■ TEXT PROVIDED

◇ ◇ ◇ ◇ ◇ ◇ ◇

Standalone Installation

The most common installation scenario will be where you install Lire on one system to generate daily or weekly reports from cron or by using the command line tools. This setup will install the complete software.

Requirements

Minimum Requirements

To install Lire on a system, you need the following:

Those are the minimal requirements. With those, you will be able to generate ASCII reports only.

Requirements for Other Output Formats

To generate reports in other output formats than ASCII, there are additional requirements as follows:

  • An XSLT processor. Currently the only supported XSLT processor is xsltproc, included with the XSLT C Library for Gnome (libxslt). You need version 1.0.4 or later. This XSLT C library can be used standalone and does not need the Gnome desktop environment to operate.

    You can download this library along with the libxml2 library which it requires from http://xmlsoft.org/XSLT/.

    When Lire calls xsltproc, you'll likely see something like “Attempt to load network entity http://www.oasis-open.org/docbook/xml/4.1.2/docbookx.dtd” in the Lire debug messages. This message is given by xsltproc, and is somewhat misleading. A more correct message would be: “A network URL should have been loaded but wasn't because you used xsltproc's --nonet option.Lire uses --nonet by default so that Lire doesn't hang behind firewalls. So: don't be scared by this message.

The method to render charts is through the use of ploticus. The ploticus generates nice looking graphs, especially in combination with PNG, PostScript and PDF output. As a standalone program it is quite easy to install (depending on the operating system you use).

The requirements to generate charts with ploticus are:

  • The ploticus program, available from http://ploticus.sourceforge.net/). This package contains everything necessary to render GIF, SVG and PostScript images.

    For additional output options, see below. The PNG format is recommended especially for web pages.

  • To generate PNG (Portable Network Graphics) you will need the libpng and zlib libraries.

    The libpng library is available from http://www.libpng.org/ and http://www.gzip.org/zlib respectively.

  • To generate JPEG images, you will also need the libgd and libjpeg libraries.

    The GD Graphics Library is available from http://www.boutell.com/gd/.

    The JPEG Library is available from http://www.ijg.org.

  • To generate PDF vector image files (for embedding in PDF documents) and high quality PNG images, you will also need the GhostScript™ PostScript interpreter.

    The GhostScript™ PostScript interpreter is available from http://www.cs.wisc.edu/~ghost/.

◇ ◇ ◇ ◇ ◇ ◇ ◇

(Document structure recognition data)
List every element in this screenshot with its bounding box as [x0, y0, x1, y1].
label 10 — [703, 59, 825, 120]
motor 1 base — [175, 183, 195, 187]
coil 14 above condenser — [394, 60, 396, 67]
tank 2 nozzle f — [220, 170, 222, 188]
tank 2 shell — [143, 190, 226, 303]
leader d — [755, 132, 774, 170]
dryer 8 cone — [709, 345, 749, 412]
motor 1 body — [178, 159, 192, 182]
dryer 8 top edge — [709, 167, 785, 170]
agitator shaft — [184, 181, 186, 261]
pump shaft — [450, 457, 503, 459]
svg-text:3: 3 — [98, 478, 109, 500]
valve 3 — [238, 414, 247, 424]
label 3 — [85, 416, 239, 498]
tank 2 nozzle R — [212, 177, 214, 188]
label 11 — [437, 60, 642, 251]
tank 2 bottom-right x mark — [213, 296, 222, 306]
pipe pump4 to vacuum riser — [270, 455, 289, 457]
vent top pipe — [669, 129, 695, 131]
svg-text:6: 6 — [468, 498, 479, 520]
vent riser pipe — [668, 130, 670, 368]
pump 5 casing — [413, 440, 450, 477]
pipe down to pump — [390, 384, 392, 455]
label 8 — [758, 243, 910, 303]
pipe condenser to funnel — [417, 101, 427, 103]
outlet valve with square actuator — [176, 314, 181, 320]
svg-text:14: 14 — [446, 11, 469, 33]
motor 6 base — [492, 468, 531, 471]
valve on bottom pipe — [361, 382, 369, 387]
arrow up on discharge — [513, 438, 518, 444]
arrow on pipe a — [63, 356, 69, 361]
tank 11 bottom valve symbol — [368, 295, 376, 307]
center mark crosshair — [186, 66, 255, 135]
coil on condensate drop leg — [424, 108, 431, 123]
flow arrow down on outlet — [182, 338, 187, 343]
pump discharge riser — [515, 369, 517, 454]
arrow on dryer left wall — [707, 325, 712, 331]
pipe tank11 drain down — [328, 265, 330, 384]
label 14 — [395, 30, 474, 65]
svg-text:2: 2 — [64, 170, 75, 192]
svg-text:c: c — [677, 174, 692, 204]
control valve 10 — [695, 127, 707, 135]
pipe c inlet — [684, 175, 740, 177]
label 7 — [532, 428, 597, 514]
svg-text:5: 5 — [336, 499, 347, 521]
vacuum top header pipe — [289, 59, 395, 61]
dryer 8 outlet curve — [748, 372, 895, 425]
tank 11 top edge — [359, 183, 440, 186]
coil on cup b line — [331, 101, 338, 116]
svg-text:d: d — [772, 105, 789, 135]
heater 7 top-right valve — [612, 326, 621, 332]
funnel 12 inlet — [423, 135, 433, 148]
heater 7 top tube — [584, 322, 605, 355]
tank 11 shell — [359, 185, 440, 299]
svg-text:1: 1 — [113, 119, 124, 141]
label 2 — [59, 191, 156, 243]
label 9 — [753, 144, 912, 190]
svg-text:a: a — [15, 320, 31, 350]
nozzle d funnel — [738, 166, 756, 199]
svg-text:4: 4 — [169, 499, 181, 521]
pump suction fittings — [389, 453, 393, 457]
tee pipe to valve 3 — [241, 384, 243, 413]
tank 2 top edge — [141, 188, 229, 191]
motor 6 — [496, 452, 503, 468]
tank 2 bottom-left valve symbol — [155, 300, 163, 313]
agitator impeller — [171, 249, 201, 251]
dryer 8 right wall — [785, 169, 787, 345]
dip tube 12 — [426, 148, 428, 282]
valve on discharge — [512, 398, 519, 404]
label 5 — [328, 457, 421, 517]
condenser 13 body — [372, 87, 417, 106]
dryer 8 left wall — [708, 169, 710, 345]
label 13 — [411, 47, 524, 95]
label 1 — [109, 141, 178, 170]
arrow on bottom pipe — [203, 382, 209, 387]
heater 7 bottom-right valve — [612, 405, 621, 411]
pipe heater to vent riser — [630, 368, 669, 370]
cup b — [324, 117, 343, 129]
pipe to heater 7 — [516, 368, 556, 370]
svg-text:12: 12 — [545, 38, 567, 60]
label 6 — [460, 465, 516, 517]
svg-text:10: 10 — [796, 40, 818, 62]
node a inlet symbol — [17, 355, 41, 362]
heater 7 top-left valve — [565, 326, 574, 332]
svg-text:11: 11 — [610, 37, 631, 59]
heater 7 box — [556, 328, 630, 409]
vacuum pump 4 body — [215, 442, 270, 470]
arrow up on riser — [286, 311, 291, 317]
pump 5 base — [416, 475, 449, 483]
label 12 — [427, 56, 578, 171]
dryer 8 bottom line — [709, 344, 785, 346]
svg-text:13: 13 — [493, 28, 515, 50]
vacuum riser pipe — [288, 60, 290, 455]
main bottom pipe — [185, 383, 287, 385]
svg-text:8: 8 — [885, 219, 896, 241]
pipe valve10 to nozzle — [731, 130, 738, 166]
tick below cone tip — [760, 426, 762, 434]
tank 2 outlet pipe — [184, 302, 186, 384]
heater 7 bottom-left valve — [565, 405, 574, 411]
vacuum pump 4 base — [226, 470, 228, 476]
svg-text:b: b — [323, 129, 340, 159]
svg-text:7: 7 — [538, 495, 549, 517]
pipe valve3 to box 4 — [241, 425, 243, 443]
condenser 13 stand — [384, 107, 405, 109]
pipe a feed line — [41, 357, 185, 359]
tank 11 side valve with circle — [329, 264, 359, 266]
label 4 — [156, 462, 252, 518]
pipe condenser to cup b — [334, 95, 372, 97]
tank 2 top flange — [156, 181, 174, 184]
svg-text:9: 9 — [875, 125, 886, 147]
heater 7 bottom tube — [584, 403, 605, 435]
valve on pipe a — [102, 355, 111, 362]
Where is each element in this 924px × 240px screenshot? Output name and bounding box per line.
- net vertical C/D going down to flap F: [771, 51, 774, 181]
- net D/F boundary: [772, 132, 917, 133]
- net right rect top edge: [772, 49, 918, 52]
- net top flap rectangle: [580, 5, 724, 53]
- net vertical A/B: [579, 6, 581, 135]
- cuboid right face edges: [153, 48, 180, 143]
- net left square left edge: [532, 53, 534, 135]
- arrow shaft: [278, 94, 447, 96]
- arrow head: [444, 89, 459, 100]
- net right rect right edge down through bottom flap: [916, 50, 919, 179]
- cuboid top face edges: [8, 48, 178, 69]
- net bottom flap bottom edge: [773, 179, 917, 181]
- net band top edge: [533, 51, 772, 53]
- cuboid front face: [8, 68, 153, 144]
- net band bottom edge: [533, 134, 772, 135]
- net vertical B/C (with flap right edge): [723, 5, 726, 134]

◇ ◇ ◇ ◇ ◇ ◇ ◇

■ HOW TO COMPLETE THIS TASK
Quote the Lire installation text from "The libpng library" to "GhostScript™ PostScript interpreter.".

■ WRITTEN SOLUTION
The libpng library is available from http://www.libpng.org/ and http://www.gzip.org/zlib respectively.

  • To generate JPEG images, you will also need the libgd and libjpeg libraries.

    The GD Graphics Library is available from http://www.boutell.com/gd/.

    The JPEG Library is available from http://www.ijg.org.

  • To generate PDF vector image files (for embedding in PDF documents) and high quality PNG images, you will also need the GhostScript™ PostScript interpreter.